- **What to produce**
Using the listing below, please gather every line containing the word "Глава".

[Entries from a dataset]
======

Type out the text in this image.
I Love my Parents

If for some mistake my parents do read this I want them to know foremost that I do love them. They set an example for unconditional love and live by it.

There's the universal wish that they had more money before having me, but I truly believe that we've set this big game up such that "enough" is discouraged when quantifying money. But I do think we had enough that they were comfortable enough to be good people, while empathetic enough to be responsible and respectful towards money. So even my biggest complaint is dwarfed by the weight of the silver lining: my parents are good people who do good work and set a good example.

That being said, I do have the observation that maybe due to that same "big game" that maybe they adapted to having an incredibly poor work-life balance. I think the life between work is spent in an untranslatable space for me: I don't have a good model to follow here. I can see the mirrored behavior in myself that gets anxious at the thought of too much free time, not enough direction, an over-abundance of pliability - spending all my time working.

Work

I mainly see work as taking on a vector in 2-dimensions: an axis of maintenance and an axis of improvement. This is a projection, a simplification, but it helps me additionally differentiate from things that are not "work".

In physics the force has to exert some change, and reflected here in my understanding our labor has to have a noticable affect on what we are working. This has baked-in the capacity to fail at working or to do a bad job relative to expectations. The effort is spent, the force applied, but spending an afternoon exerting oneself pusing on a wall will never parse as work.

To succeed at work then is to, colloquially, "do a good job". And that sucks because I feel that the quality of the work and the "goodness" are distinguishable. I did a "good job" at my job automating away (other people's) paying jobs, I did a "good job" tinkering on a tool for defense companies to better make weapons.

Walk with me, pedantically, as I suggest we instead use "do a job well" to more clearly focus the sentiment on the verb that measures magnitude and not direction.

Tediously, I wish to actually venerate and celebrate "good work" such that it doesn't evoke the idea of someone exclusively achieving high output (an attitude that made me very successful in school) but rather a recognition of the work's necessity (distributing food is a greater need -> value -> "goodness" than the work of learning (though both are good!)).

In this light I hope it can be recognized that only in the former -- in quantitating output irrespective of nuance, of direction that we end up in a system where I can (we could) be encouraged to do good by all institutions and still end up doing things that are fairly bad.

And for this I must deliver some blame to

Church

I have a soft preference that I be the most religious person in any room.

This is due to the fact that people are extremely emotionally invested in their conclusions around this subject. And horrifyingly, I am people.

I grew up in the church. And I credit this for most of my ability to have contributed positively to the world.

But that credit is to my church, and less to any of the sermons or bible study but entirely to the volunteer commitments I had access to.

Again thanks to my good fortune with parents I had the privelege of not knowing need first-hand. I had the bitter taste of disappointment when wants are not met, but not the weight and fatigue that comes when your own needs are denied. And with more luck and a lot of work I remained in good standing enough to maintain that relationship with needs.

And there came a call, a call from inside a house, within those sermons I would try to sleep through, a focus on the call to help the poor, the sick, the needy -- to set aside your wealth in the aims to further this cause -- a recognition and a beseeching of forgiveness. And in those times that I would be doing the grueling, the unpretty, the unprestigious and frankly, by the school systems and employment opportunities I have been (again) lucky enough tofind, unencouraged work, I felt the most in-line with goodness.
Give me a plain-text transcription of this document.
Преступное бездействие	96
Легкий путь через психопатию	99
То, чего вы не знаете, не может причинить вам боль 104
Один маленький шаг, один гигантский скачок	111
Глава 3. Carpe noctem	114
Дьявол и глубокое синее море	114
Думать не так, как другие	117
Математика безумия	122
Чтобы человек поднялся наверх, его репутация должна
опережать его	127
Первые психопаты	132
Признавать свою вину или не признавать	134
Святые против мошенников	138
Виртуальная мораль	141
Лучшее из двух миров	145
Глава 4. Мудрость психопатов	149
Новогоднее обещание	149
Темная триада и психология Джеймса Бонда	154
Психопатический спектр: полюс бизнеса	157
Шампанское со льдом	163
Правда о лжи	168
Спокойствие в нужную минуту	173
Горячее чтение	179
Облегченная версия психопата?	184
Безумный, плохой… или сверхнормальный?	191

======

- **Task answer**
Глава 3. Carpe noctem	114
Глава 4. Мудрость психопатов	149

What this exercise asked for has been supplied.